**Objective:**
Pull out every line containing the string "按要求答题".

**Supplied material:**
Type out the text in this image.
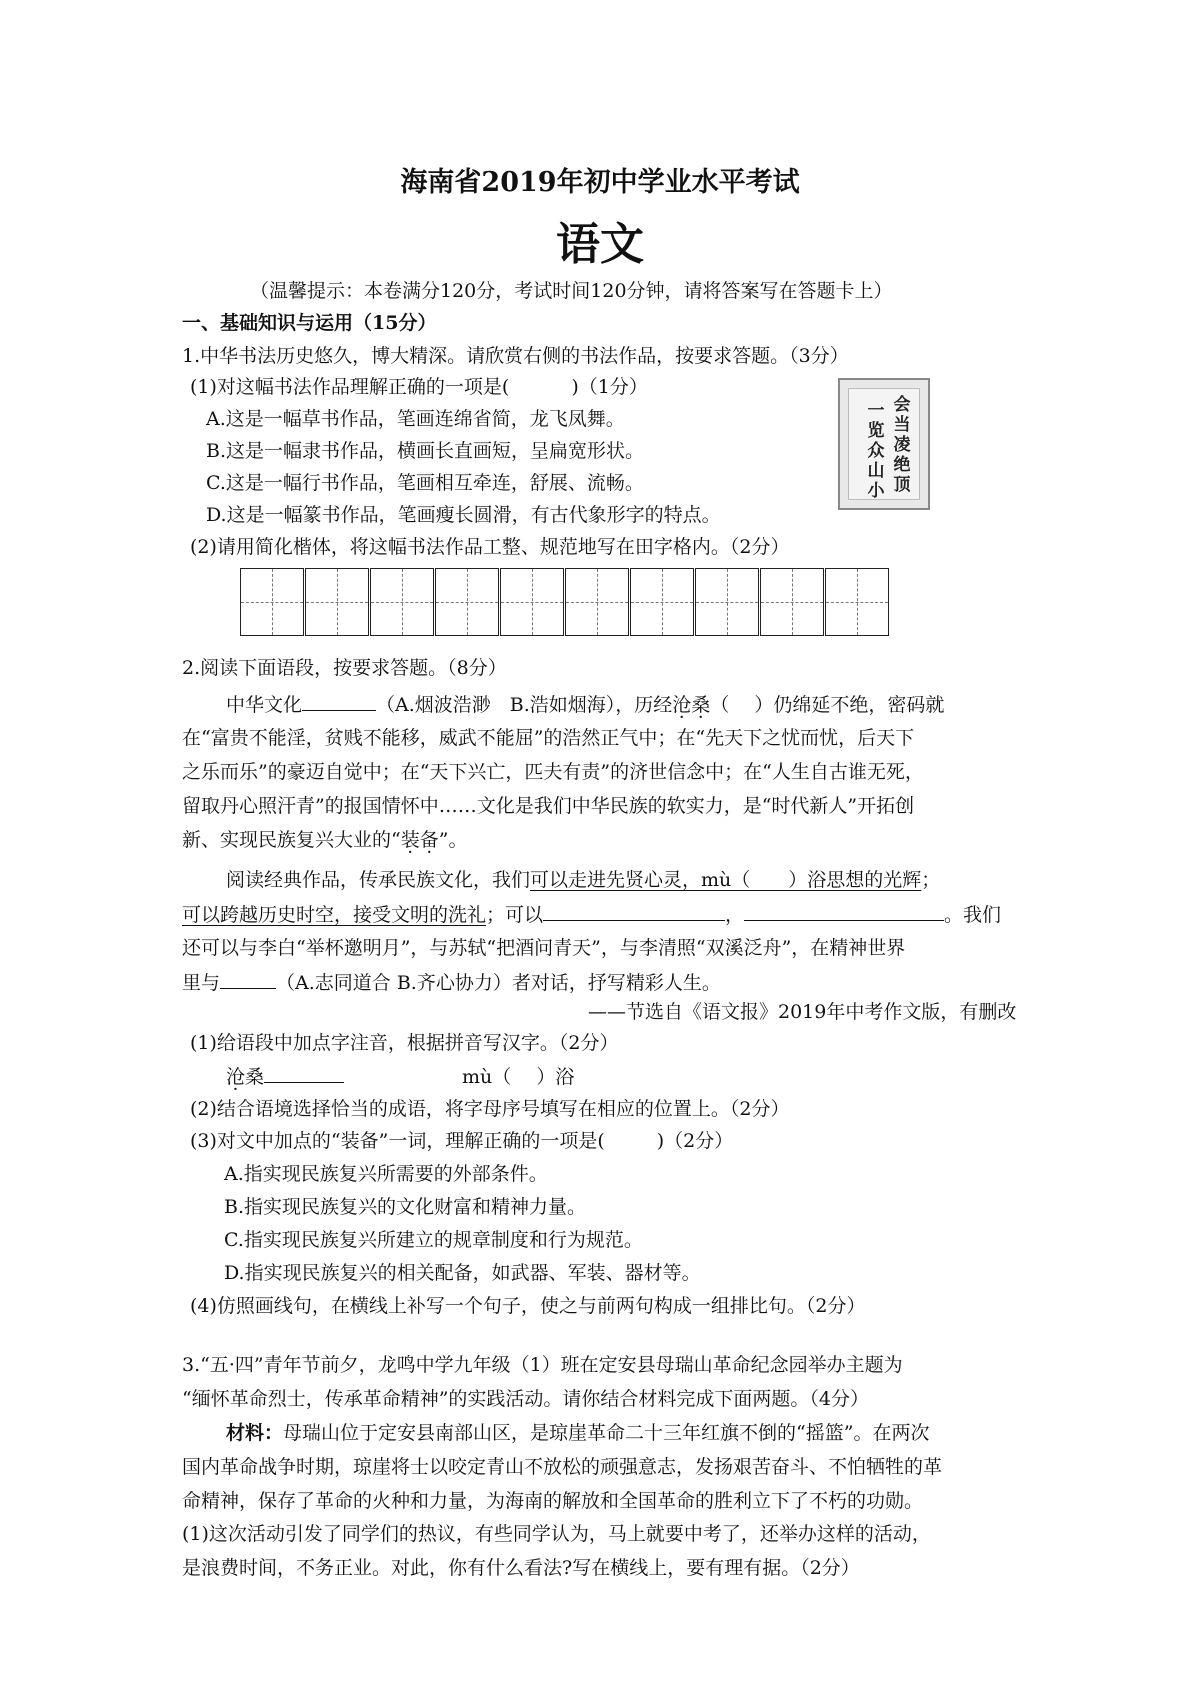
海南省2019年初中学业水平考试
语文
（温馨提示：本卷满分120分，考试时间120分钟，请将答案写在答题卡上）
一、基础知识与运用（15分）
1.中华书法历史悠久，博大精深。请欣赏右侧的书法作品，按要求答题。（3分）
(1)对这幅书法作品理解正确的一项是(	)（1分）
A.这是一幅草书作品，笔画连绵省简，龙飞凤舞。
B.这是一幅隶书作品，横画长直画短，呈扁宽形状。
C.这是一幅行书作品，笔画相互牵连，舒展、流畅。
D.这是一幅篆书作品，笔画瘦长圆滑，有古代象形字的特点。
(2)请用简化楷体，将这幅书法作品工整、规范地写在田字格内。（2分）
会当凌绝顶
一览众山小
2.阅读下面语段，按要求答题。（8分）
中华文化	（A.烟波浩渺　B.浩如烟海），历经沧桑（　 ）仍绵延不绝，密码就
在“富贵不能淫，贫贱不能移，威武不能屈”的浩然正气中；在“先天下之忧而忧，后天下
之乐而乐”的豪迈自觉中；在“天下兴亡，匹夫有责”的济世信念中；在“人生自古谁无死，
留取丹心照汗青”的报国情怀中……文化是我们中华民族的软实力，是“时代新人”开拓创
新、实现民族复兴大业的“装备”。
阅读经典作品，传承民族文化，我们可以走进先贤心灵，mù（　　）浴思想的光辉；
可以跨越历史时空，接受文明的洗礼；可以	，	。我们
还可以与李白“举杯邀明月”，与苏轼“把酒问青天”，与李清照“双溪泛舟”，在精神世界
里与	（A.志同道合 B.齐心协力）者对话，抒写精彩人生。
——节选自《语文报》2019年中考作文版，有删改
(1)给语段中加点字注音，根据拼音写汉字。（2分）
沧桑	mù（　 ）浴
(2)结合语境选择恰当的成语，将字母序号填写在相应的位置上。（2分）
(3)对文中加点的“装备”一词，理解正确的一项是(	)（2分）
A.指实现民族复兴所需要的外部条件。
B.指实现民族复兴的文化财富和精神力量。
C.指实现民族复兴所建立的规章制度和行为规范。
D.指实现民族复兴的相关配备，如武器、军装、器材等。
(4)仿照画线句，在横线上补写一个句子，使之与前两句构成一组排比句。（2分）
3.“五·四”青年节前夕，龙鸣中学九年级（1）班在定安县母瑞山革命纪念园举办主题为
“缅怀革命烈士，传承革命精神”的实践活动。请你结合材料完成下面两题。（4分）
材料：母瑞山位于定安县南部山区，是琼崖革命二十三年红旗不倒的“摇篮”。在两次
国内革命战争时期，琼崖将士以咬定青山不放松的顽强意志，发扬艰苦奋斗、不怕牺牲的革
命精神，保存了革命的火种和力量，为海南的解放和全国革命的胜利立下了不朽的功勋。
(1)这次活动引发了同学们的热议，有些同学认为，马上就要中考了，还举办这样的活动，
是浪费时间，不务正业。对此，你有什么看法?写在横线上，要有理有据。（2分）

**Solution to the exercise:**
1.中华书法历史悠久，博大精深。请欣赏右侧的书法作品，按要求答题。（3分）
2.阅读下面语段，按要求答题。（8分）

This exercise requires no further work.